Exercise task:
Where a line holds the word "PbSnTe", copy that line.

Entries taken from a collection
----------------

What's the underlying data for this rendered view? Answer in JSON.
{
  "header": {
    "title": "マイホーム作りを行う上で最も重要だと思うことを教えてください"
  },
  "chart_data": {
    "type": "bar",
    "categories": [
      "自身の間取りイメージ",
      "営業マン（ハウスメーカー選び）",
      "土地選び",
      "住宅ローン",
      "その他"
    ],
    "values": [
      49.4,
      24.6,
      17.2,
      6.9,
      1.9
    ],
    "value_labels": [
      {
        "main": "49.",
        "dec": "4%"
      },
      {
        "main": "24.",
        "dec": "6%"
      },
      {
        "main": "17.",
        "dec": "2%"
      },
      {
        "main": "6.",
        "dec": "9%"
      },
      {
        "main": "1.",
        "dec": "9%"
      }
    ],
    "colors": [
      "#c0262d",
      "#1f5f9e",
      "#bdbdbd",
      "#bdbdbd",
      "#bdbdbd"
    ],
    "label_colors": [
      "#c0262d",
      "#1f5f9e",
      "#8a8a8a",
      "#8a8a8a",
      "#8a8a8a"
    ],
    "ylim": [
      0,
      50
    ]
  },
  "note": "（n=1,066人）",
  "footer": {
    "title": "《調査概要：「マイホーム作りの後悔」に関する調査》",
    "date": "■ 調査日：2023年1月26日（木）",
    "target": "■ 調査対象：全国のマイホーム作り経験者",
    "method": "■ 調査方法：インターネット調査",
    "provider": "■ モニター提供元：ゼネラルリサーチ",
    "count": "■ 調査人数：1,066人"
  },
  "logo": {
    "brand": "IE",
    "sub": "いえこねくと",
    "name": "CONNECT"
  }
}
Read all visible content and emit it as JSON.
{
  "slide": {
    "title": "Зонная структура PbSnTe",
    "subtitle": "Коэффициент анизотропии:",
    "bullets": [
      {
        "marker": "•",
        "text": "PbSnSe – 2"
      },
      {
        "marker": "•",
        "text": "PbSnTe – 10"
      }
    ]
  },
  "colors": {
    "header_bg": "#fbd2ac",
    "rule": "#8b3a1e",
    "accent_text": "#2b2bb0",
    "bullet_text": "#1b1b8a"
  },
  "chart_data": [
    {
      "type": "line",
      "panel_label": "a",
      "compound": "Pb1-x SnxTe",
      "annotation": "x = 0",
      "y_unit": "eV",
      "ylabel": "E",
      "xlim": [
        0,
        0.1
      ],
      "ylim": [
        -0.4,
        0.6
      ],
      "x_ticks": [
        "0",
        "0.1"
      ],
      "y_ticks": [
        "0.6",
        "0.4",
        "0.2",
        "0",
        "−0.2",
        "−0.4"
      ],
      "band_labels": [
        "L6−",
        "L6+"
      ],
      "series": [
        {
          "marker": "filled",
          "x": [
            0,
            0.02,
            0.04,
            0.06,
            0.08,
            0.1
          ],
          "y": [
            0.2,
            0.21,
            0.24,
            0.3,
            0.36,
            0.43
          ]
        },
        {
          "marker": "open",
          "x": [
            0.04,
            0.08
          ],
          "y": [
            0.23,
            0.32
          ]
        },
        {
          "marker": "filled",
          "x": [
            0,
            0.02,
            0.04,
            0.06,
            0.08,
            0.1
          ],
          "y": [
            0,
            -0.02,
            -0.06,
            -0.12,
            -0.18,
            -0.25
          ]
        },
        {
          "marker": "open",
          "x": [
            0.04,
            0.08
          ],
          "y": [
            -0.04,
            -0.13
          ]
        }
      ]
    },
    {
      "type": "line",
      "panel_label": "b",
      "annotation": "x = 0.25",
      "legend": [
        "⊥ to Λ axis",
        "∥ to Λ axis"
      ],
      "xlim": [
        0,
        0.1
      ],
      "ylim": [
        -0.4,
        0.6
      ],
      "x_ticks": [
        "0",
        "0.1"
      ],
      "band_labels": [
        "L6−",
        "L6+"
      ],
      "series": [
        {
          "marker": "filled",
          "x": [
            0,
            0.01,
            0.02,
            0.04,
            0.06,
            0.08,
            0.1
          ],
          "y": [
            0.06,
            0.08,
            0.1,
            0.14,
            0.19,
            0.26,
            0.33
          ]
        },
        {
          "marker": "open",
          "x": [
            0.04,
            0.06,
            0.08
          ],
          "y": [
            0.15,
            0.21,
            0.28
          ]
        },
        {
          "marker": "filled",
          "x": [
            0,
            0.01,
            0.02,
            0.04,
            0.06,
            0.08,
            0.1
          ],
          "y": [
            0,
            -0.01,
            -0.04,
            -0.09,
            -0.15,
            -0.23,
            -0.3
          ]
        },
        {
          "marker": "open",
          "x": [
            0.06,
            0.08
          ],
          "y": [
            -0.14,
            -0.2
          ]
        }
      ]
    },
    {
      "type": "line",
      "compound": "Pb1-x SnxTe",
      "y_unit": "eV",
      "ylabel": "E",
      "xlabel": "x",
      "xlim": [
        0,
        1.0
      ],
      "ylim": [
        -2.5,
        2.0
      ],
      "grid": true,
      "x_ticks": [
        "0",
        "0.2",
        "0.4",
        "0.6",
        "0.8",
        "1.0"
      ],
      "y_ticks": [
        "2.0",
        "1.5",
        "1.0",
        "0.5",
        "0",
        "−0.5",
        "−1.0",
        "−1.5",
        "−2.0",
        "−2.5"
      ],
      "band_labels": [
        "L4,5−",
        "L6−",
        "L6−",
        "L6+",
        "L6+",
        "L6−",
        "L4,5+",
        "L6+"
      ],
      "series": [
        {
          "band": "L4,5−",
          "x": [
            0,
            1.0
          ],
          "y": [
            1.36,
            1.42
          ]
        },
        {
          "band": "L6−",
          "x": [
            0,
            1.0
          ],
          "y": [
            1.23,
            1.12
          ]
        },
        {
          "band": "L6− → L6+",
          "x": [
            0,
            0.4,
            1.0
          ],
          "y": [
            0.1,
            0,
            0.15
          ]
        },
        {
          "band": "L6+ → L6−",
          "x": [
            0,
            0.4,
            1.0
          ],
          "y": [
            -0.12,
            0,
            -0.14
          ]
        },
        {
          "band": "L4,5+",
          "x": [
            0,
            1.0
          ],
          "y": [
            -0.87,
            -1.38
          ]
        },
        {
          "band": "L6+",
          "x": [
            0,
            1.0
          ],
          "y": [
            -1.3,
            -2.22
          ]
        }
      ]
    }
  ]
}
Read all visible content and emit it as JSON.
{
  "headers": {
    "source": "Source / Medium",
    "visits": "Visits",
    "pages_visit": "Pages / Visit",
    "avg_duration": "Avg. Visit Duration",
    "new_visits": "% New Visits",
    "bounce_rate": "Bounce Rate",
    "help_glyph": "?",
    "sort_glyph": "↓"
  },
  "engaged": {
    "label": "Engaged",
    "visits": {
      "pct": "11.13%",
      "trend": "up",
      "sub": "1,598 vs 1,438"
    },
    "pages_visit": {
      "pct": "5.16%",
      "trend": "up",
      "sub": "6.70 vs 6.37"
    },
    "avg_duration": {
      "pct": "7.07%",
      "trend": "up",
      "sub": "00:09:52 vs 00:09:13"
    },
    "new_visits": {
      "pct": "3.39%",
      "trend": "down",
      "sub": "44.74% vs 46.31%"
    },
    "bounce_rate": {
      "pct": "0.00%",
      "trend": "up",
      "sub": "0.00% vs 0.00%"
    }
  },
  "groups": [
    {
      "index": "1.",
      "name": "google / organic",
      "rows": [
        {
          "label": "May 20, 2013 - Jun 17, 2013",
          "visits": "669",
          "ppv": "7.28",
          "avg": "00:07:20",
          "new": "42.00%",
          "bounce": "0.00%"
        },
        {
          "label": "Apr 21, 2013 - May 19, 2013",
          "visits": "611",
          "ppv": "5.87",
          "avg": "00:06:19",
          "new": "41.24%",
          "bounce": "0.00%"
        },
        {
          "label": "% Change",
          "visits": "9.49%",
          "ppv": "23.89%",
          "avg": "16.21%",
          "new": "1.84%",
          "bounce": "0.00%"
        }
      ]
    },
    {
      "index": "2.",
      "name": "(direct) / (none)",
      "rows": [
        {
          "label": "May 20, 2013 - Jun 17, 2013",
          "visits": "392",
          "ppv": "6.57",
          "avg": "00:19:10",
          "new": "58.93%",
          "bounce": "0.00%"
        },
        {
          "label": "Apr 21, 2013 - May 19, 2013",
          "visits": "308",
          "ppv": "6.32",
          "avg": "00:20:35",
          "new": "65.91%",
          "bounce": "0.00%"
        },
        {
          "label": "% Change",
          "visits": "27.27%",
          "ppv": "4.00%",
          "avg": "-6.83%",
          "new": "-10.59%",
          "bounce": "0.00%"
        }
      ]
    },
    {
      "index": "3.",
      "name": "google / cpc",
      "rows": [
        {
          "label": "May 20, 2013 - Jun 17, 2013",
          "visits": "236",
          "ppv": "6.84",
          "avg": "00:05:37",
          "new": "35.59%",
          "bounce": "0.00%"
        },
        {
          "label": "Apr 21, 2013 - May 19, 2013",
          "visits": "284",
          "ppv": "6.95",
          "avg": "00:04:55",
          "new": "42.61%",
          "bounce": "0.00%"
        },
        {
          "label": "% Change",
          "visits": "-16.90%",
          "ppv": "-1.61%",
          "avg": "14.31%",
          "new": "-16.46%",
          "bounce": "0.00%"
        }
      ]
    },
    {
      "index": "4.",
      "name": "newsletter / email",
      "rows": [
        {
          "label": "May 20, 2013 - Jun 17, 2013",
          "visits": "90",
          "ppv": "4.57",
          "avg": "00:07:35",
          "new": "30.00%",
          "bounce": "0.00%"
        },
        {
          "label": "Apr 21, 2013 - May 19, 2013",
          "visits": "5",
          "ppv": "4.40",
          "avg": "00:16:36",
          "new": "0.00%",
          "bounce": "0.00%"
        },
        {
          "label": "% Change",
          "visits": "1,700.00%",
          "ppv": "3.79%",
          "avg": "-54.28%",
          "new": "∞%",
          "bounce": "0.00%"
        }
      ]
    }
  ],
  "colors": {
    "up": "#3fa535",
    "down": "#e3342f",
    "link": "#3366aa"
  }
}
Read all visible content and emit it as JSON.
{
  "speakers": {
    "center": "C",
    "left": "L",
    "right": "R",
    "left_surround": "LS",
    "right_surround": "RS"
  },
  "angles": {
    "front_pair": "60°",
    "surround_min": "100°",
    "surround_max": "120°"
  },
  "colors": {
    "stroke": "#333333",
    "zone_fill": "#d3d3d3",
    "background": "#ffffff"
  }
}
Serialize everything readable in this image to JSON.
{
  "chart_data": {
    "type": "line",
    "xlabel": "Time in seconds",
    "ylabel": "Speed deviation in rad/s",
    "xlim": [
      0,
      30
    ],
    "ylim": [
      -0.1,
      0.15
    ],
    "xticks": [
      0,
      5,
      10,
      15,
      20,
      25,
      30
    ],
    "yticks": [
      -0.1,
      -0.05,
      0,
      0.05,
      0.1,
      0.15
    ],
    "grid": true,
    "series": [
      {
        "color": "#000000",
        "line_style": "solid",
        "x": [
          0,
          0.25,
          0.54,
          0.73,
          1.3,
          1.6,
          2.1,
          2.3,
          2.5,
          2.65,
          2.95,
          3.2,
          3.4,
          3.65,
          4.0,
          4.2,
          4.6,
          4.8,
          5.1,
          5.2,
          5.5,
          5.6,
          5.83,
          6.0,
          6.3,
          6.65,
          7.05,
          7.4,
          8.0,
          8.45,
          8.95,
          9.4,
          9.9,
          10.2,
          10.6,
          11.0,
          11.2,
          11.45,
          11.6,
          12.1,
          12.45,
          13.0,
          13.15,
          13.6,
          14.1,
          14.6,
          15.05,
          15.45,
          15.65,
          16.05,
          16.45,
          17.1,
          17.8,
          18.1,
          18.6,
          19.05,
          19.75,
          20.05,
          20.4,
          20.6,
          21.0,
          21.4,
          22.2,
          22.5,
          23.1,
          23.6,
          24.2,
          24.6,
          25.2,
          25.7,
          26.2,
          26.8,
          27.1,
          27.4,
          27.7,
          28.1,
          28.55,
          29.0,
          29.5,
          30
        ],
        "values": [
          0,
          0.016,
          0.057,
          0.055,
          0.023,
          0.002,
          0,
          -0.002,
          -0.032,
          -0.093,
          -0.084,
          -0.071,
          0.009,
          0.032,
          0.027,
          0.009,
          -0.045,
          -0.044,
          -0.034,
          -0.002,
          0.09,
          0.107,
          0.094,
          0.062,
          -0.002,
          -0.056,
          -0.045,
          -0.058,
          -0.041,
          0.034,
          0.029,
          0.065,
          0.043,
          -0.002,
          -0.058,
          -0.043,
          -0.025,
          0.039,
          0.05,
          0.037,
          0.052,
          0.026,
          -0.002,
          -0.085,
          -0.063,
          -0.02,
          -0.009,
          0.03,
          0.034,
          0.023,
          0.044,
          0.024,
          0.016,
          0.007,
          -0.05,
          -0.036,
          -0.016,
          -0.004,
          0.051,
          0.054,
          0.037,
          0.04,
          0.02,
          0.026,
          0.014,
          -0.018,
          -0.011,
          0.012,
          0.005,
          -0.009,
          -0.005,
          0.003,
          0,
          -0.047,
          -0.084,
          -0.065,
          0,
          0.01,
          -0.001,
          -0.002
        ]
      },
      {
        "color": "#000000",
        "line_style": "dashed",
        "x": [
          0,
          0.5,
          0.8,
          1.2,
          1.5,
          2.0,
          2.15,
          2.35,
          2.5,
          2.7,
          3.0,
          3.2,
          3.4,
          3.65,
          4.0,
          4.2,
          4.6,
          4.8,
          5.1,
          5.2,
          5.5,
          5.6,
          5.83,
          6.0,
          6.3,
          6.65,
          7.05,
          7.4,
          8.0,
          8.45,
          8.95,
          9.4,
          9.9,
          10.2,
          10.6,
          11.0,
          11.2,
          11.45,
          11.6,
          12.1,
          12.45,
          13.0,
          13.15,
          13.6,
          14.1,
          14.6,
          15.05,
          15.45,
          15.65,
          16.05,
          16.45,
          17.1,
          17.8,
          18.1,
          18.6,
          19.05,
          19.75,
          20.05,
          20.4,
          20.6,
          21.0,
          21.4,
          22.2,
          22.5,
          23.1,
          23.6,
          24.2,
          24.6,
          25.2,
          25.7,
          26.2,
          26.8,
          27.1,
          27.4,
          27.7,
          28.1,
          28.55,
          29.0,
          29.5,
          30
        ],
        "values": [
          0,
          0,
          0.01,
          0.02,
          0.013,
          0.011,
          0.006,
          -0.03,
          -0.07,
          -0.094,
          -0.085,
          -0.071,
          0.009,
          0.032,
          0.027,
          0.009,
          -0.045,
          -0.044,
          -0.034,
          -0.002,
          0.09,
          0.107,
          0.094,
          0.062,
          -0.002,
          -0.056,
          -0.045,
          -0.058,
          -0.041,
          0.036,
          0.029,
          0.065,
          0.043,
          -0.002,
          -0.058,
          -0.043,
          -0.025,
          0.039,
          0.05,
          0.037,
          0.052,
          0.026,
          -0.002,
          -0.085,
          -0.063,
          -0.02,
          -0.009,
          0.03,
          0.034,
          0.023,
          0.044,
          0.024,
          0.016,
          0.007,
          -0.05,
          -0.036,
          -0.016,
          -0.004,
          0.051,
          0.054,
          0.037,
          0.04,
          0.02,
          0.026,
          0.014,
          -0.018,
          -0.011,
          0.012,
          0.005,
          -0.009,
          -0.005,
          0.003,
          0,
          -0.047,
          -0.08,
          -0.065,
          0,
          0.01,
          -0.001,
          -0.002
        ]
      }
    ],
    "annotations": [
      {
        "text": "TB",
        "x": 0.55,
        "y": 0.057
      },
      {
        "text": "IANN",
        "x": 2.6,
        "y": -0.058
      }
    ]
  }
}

----------------

Solution to the problem:
    "title": "Зонная структура PbSnTe",
        "text": "PbSnTe – 10"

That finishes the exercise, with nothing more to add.